### RECORDS FOR THIS TASK

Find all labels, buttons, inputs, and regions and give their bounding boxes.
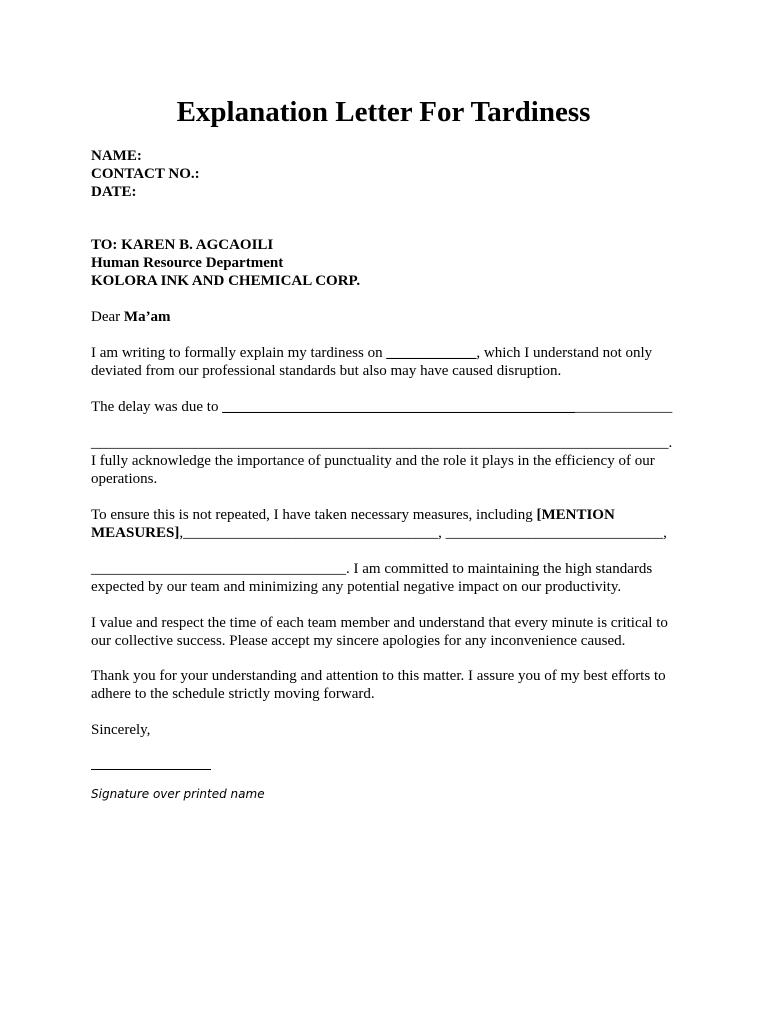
paragraph-measures: [91, 506, 676, 542]
signature-line: [91, 769, 211, 770]
date-field-label: DATE:: [91, 184, 137, 200]
paragraph-thanks: Thank you for your understanding and attention to this matter. I assure you of my best efforts to adhere to the schedule strictly moving forward.: [91, 668, 666, 702]
paragraph-delay-reason: [91, 398, 676, 416]
delay-blank-line: _____________________________________________________________________________.: [91, 435, 673, 451]
salutation-name: Ma’am: [123, 309, 171, 325]
delay-blank-bold: _______________________________________________: [222, 399, 575, 415]
p1-text-after: , which I understand not only deviated from our professional standards but also may have caused disruption.: [91, 345, 653, 379]
letter-title: Explanation Letter For Tardiness: [176, 96, 591, 128]
paragraph-acknowledgement: I fully acknowledge the importance of punctuality and the role it plays in the efficiency of our operations.: [91, 453, 655, 487]
p4-text-before: To ensure this is not repeated, I have taken necessary measures, including: [91, 507, 537, 523]
paragraph-commitment: [91, 560, 676, 596]
paragraph-respect: I value and respect the time of each team member and understand that every minute is critical to our collective success. Please accept my sincere apologies for any inconvenience caused.: [91, 615, 668, 649]
delay-blank-tail: _____________: [574, 399, 673, 415]
commitment-blank: __________________________________: [91, 561, 346, 577]
contact-field-label: CONTACT NO.:: [91, 166, 200, 182]
date-blank: ____________: [386, 345, 477, 361]
delay-prefix: The delay was due to: [91, 399, 223, 415]
measures-blanks: ,__________________________________, _____________________________,: [179, 525, 667, 541]
name-field-label: NAME:: [91, 148, 142, 164]
commitment-text: . I am committed to maintaining the high standards expected by our team and minimizing any potential negative impact on our productivity.: [91, 561, 653, 595]
salutation: [91, 308, 676, 326]
recipient-name: TO: KAREN B. AGCAOILI: [91, 237, 274, 253]
mention-measures-placeholder: [MENTION MEASURES]: [91, 507, 615, 541]
recipient-company: KOLORA INK AND CHEMICAL CORP.: [91, 273, 361, 289]
paragraph-tardiness-date: [91, 344, 676, 380]
salutation-prefix: Dear: [91, 309, 124, 325]
p1-text-before: I am writing to formally explain my tardiness on: [91, 345, 387, 361]
recipient-department: Human Resource Department: [91, 255, 284, 271]
signature-caption: Signature over printed name: [91, 787, 265, 801]
closing: Sincerely,: [91, 722, 151, 738]
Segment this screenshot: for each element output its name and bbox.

### GOAL
Retype every line of the material above exactly as it appears, leaving out the picture.

### ANSWER TO THE PROBLEM
Find all labels, buttons, inputs, and regions and give their bounding boxes.
paragraph-measures: [91, 506, 676, 542]
signature-line: [91, 769, 211, 770]
date-field-label: DATE:: [91, 184, 137, 200]
paragraph-thanks: Thank you for your understanding and attention to this matter. I assure you of my best efforts to adhere to the schedule strictly moving forward.: [91, 668, 666, 702]
paragraph-delay-reason: [91, 398, 676, 416]
delay-blank-line: _____________________________________________________________________________.: [91, 435, 673, 451]
salutation-name: Ma’am: [123, 309, 171, 325]
delay-blank-bold: _______________________________________________: [222, 399, 575, 415]
p1-text-after: , which I understand not only deviated from our professional standards but also may have caused disruption.: [91, 345, 653, 379]
letter-title: Explanation Letter For Tardiness: [176, 96, 591, 128]
paragraph-acknowledgement: I fully acknowledge the importance of punctuality and the role it plays in the efficiency of our operations.: [91, 453, 655, 487]
p4-text-before: To ensure this is not repeated, I have taken necessary measures, including: [91, 507, 537, 523]
paragraph-commitment: [91, 560, 676, 596]
paragraph-respect: I value and respect the time of each team member and understand that every minute is critical to our collective success. Please accept my sincere apologies for any inconvenience caused.: [91, 615, 668, 649]
delay-blank-tail: _____________: [574, 399, 673, 415]
commitment-blank: __________________________________: [91, 561, 346, 577]
contact-field-label: CONTACT NO.:: [91, 166, 200, 182]
date-blank: ____________: [386, 345, 477, 361]
delay-prefix: The delay was due to: [91, 399, 223, 415]
measures-blanks: ,__________________________________, _____________________________,: [179, 525, 667, 541]
name-field-label: NAME:: [91, 148, 142, 164]
commitment-text: . I am committed to maintaining the high standards expected by our team and minimizing any potential negative impact on our productivity.: [91, 561, 653, 595]
salutation: [91, 308, 676, 326]
recipient-name: TO: KAREN B. AGCAOILI: [91, 237, 274, 253]
mention-measures-placeholder: [MENTION MEASURES]: [91, 507, 615, 541]
recipient-company: KOLORA INK AND CHEMICAL CORP.: [91, 273, 361, 289]
paragraph-tardiness-date: [91, 344, 676, 380]
salutation-prefix: Dear: [91, 309, 124, 325]
p1-text-before: I am writing to formally explain my tardiness on: [91, 345, 387, 361]
recipient-department: Human Resource Department: [91, 255, 284, 271]
signature-caption: Signature over printed name: [91, 787, 265, 801]
closing: Sincerely,: [91, 722, 151, 738]
Segment this screenshot: for each element output its name and bbox.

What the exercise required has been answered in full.